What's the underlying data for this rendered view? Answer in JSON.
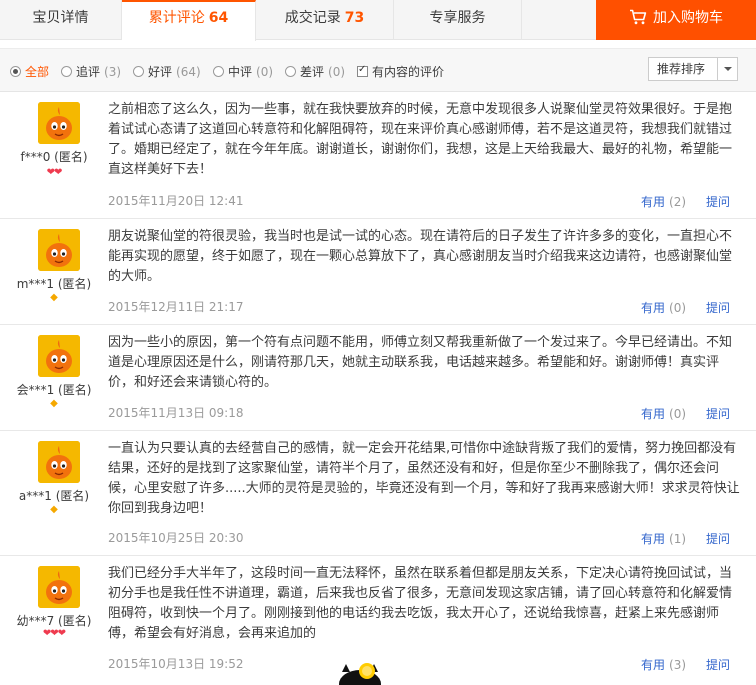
{
  "tabs": [
    {
      "label": "宝贝详情",
      "count": ""
    },
    {
      "label": "累计评论",
      "count": "64"
    },
    {
      "label": "成交记录",
      "count": "73"
    },
    {
      "label": "专享服务",
      "count": ""
    }
  ],
  "cart_button": {
    "label": "加入购物车",
    "icon": "shopping-cart-icon"
  },
  "filters": [
    {
      "label": "全部",
      "count": ""
    },
    {
      "label": "追评",
      "count": "(3)"
    },
    {
      "label": "好评",
      "count": "(64)"
    },
    {
      "label": "中评",
      "count": "(0)"
    },
    {
      "label": "差评",
      "count": "(0)"
    }
  ],
  "content_filter": {
    "label": "有内容的评价",
    "checked": true
  },
  "sort": {
    "selected": "推荐排序"
  },
  "useful_label": "有用",
  "ask_label": "提问",
  "reviews": [
    {
      "user": "f***0 (匿名)",
      "rank": "hearts",
      "text": "之前相恋了这么久，因为一些事，就在我快要放弃的时候，无意中发现很多人说聚仙堂灵符效果很好。于是抱着试试心态请了这道回心转意符和化解阻碍符，现在来评价真心感谢师傅，若不是这道灵符，我想我们就错过了。婚期已经定了，就在今年年底。谢谢道长，谢谢你们，我想，这是上天给我最大、最好的礼物，希望能一直这样美好下去！",
      "date": "2015年11月20日 12:41",
      "useful": "(2)"
    },
    {
      "user": "m***1 (匿名)",
      "rank": "diamond",
      "text": "朋友说聚仙堂的符很灵验，我当时也是试一试的心态。现在请符后的日子发生了许许多多的变化，一直担心不能再实现的愿望，终于如愿了，现在一颗心总算放下了，真心感谢朋友当时介绍我来这边请符，也感谢聚仙堂的大师。",
      "date": "2015年12月11日 21:17",
      "useful": "(0)"
    },
    {
      "user": "会***1 (匿名)",
      "rank": "diamond",
      "text": "因为一些小的原因，第一个符有点问题不能用，师傅立刻又帮我重新做了一个发过来了。今早已经请出。不知道是心理原因还是什么，刚请符那几天，她就主动联系我，电话越来越多。希望能和好。谢谢师傅！真实评价，和好还会来请锁心符的。",
      "date": "2015年11月13日 09:18",
      "useful": "(0)"
    },
    {
      "user": "a***1 (匿名)",
      "rank": "diamond",
      "text": "一直认为只要认真的去经营自己的感情，就一定会开花结果,可惜你中途缺背叛了我们的爱情，努力挽回都没有结果，还好的是找到了这家聚仙堂，请符半个月了，虽然还没有和好，但是你至少不删除我了，偶尔还会问候，心里安慰了许多.....大师的灵符是灵验的，毕竟还没有到一个月，等和好了我再来感谢大师！求求灵符快让你回到我身边吧！",
      "date": "2015年10月25日 20:30",
      "useful": "(1)"
    },
    {
      "user": "幼***7 (匿名)",
      "rank": "hearts3",
      "text": "我们已经分手大半年了，这段时间一直无法释怀，虽然在联系着但都是朋友关系，下定决心请符挽回试试，当初分手也是我任性不讲道理，霸道，后来我也反省了很多，无意间发现这家店铺，请了回心转意符和化解爱情阻碍符，收到快一个月了。刚刚接到他的电话约我去吃饭，我太开心了，还说给我惊喜，赶紧上来先感谢师傅，希望会有好消息，会再来追加的",
      "date": "2015年10月13日 19:52",
      "useful": "(3)"
    }
  ]
}
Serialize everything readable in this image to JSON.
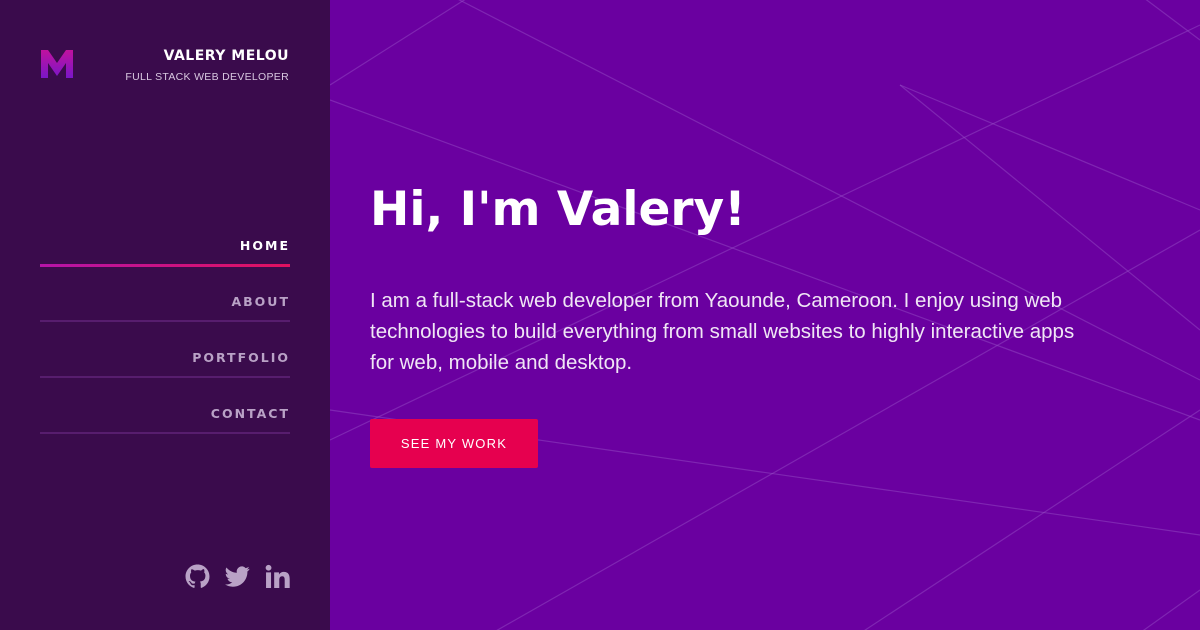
{
  "profile": {
    "name": "VALERY MELOU",
    "role": "FULL STACK WEB DEVELOPER",
    "logo_icon": "m-logo-icon"
  },
  "nav": {
    "items": [
      {
        "label": "HOME",
        "active": true
      },
      {
        "label": "ABOUT",
        "active": false
      },
      {
        "label": "PORTFOLIO",
        "active": false
      },
      {
        "label": "CONTACT",
        "active": false
      }
    ]
  },
  "social": {
    "icons": [
      "github-icon",
      "twitter-icon",
      "linkedin-icon"
    ]
  },
  "hero": {
    "title": "Hi, I'm Valery!",
    "intro": "I am a full-stack web developer from Yaounde, Cameroon. I enjoy using web technologies to build everything from small websites to highly interactive apps for web, mobile and desktop.",
    "cta_label": "SEE MY WORK"
  },
  "colors": {
    "sidebar_bg": "#3a0b4c",
    "main_bg": "#6a00a0",
    "accent": "#e6004f",
    "nav_active_gradient_start": "#b514a8"
  }
}
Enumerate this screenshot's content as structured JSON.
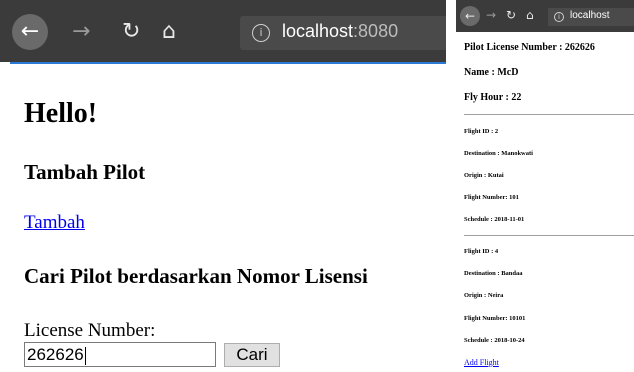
{
  "left_window": {
    "address_bar": {
      "host": "localhost",
      "port": ":8080"
    },
    "page": {
      "heading": "Hello!",
      "add_pilot_heading": "Tambah Pilot",
      "add_link": "Tambah",
      "search_heading": "Cari Pilot berdasarkan Nomor Lisensi",
      "license_label": "License Number:",
      "license_value": "262626",
      "search_button": "Cari"
    }
  },
  "right_window": {
    "address_bar": {
      "host": "localhost"
    },
    "pilot": {
      "license_line": "Pilot License Number : 262626",
      "name_line": "Name : McD",
      "fly_hour_line": "Fly Hour : 22"
    },
    "flights": [
      {
        "id_line": "Flight ID : 2",
        "destination_line": "Destination : Manokwati",
        "origin_line": "Origin : Kutai",
        "number_line": "Flight Number: 101",
        "schedule_line": "Schedule : 2018-11-01"
      },
      {
        "id_line": "Flight ID : 4",
        "destination_line": "Destination : Bandaa",
        "origin_line": "Origin : Neira",
        "number_line": "Flight Number: 10101",
        "schedule_line": "Schedule : 2018-10-24"
      }
    ],
    "add_flight_link": "Add Flight"
  },
  "icons": {
    "back": "back-arrow-icon",
    "forward": "forward-arrow-icon",
    "reload": "reload-icon",
    "home": "home-icon",
    "info": "info-icon"
  },
  "colors": {
    "browser_toolbar": "#3b3b3b",
    "link": "#0000ee",
    "address_text": "#ffffff"
  }
}
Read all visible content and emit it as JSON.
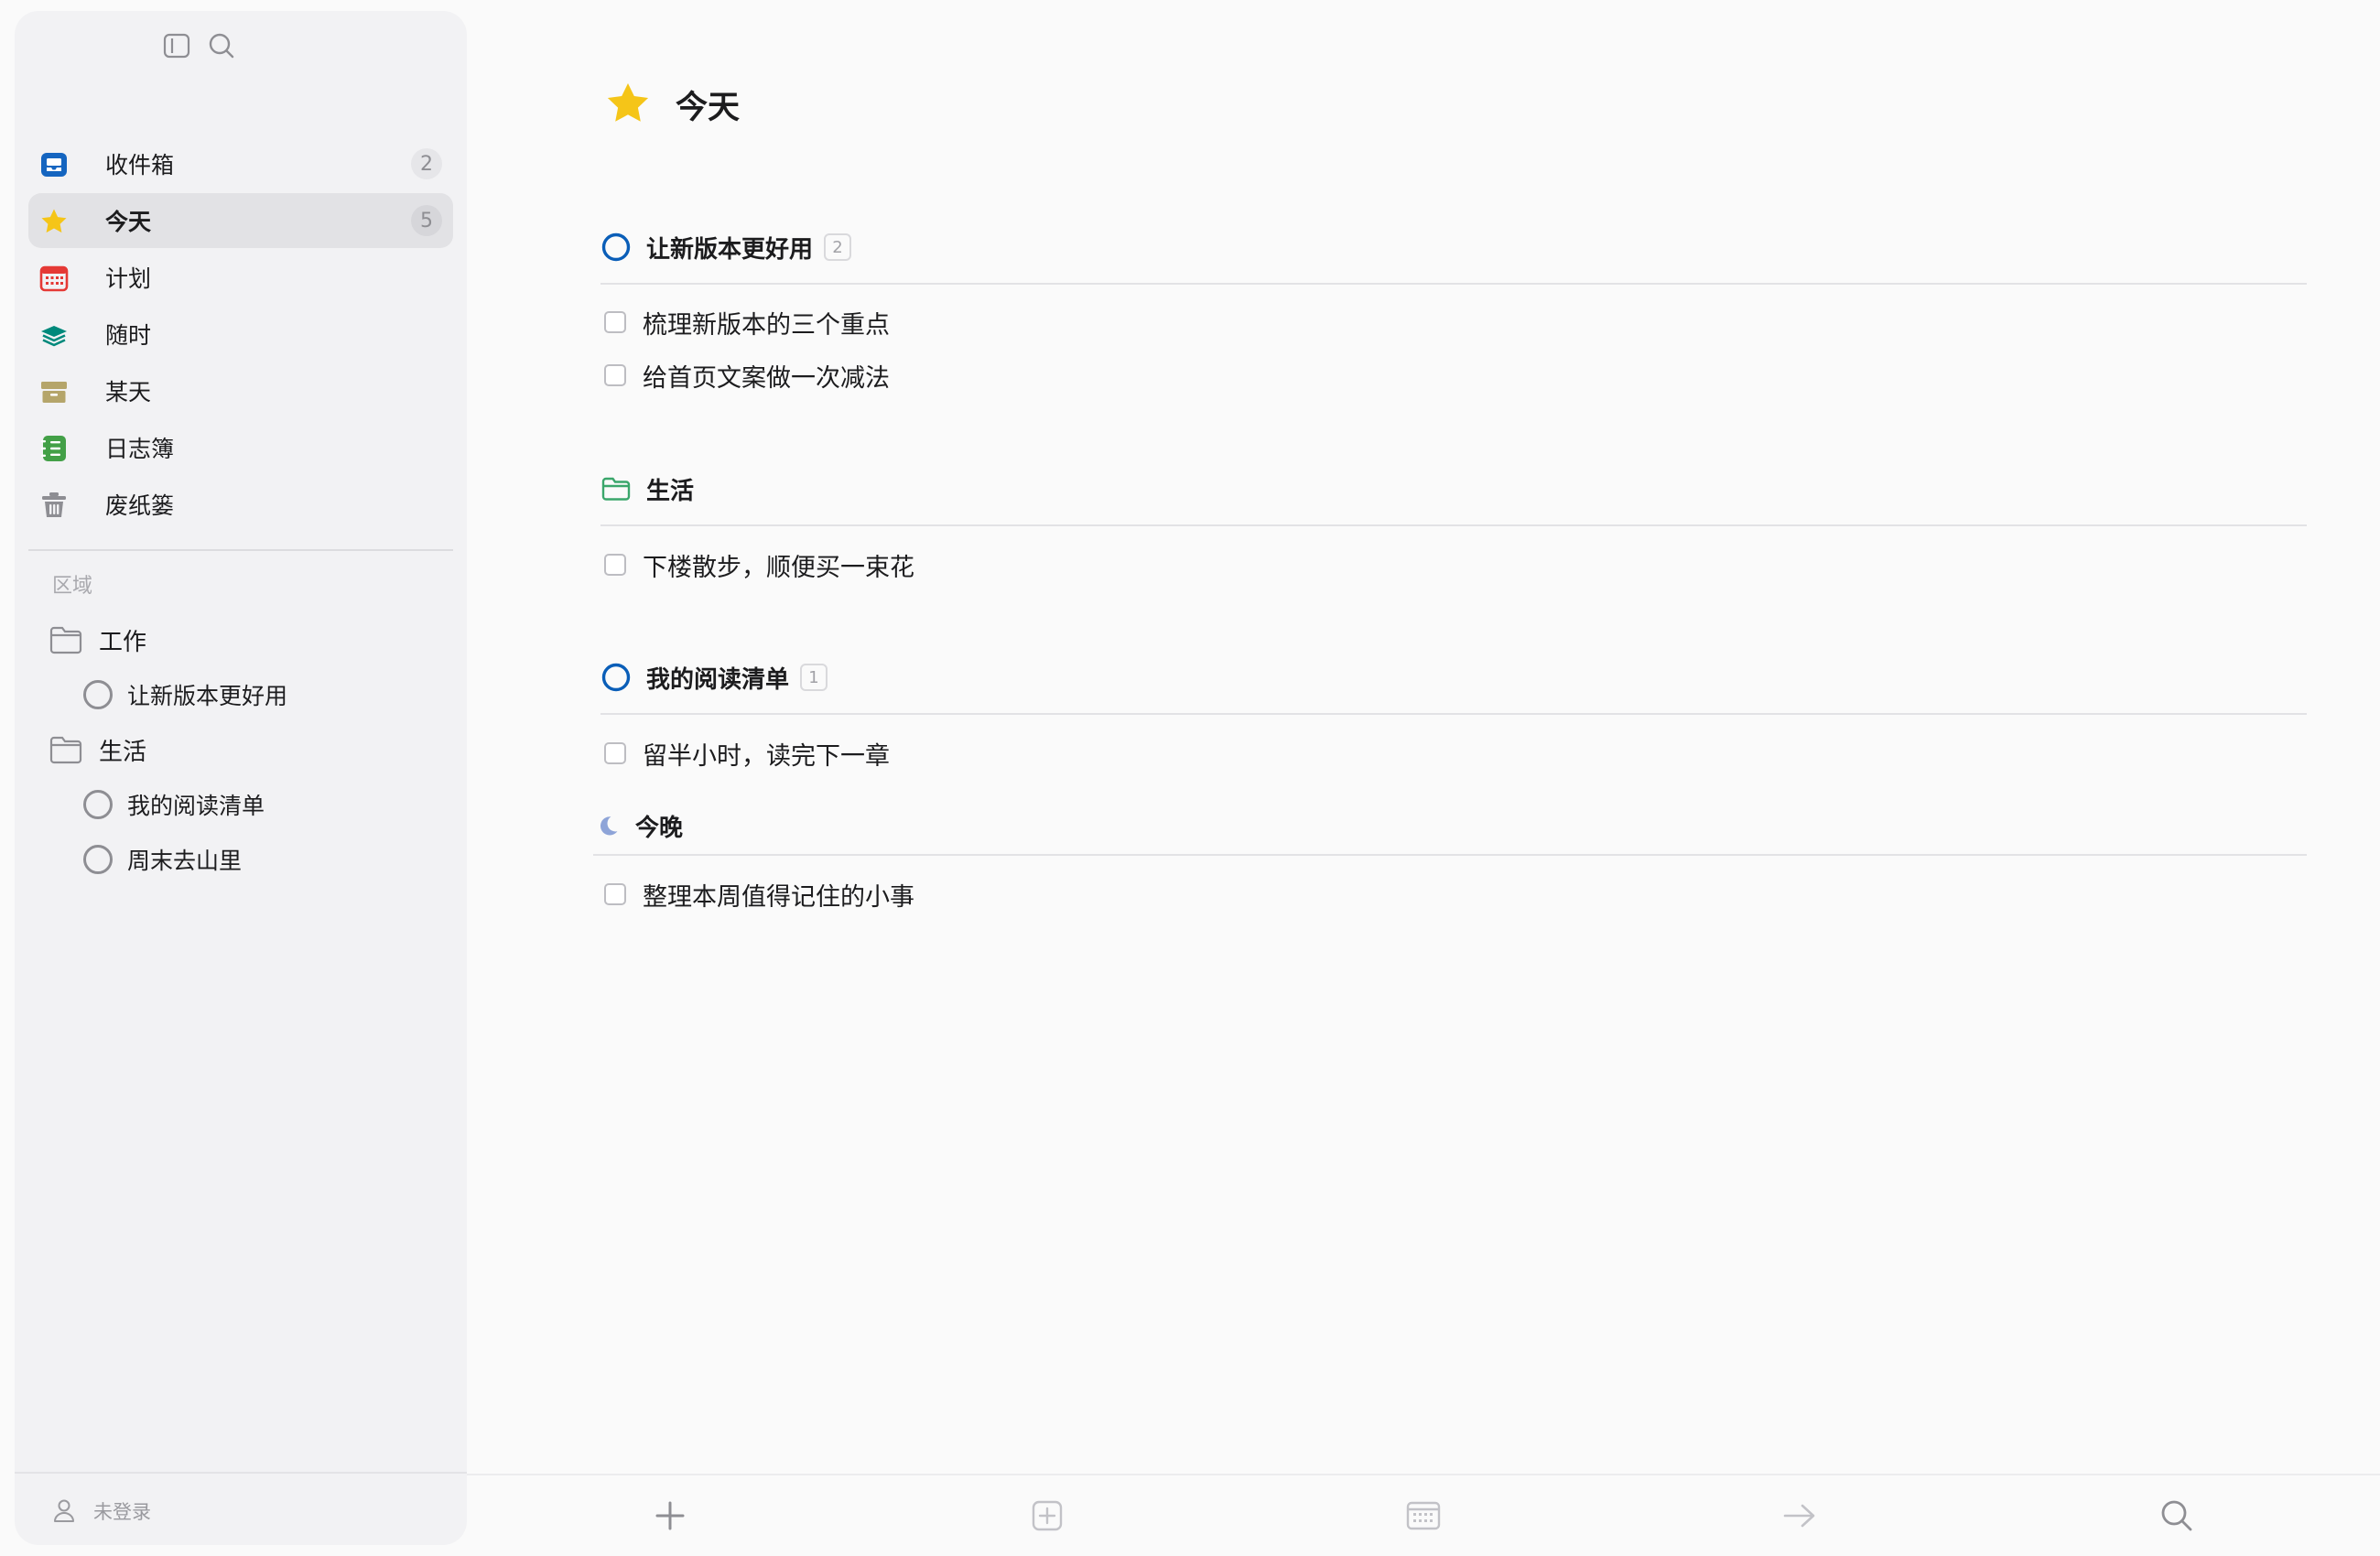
{
  "sidebar": {
    "nav": [
      {
        "label": "收件箱",
        "count": "2",
        "icon": "inbox-icon",
        "color": "#1565c0"
      },
      {
        "label": "今天",
        "count": "5",
        "icon": "star-icon",
        "color": "#f5c518"
      },
      {
        "label": "计划",
        "count": "",
        "icon": "calendar-icon",
        "color": "#e53935"
      },
      {
        "label": "随时",
        "count": "",
        "icon": "layers-icon",
        "color": "#00897b"
      },
      {
        "label": "某天",
        "count": "",
        "icon": "archive-box-icon",
        "color": "#b5a56a"
      },
      {
        "label": "日志簿",
        "count": "",
        "icon": "logbook-icon",
        "color": "#43a047"
      },
      {
        "label": "废纸篓",
        "count": "",
        "icon": "trash-icon",
        "color": "#8e8e93"
      }
    ],
    "areas_header": "区域",
    "tree": {
      "work": "工作",
      "work_project": "让新版本更好用",
      "life": "生活",
      "life_project_1": "我的阅读清单",
      "life_project_2": "周末去山里"
    },
    "footer_user": "未登录"
  },
  "main": {
    "title": "今天",
    "sections": {
      "s1": {
        "title": "让新版本更好用",
        "badge": "2",
        "tasks": [
          "梳理新版本的三个重点",
          "给首页文案做一次减法"
        ]
      },
      "s2": {
        "title": "生活",
        "tasks": [
          "下楼散步，顺便买一束花"
        ]
      },
      "s3": {
        "title": "我的阅读清单",
        "badge": "1",
        "tasks": [
          "留半小时，读完下一章"
        ]
      },
      "s4": {
        "title": "今晚",
        "tasks": [
          "整理本周值得记住的小事"
        ]
      }
    }
  },
  "colors": {
    "accent_blue": "#0a5eb8",
    "today_star": "#f5c518",
    "folder_green": "#3aa66b",
    "evening_moon": "#8ea4d8"
  }
}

* What to produce: Tell how many lines hold the string "date", giving the number and nothing else.

* Problem solution: 5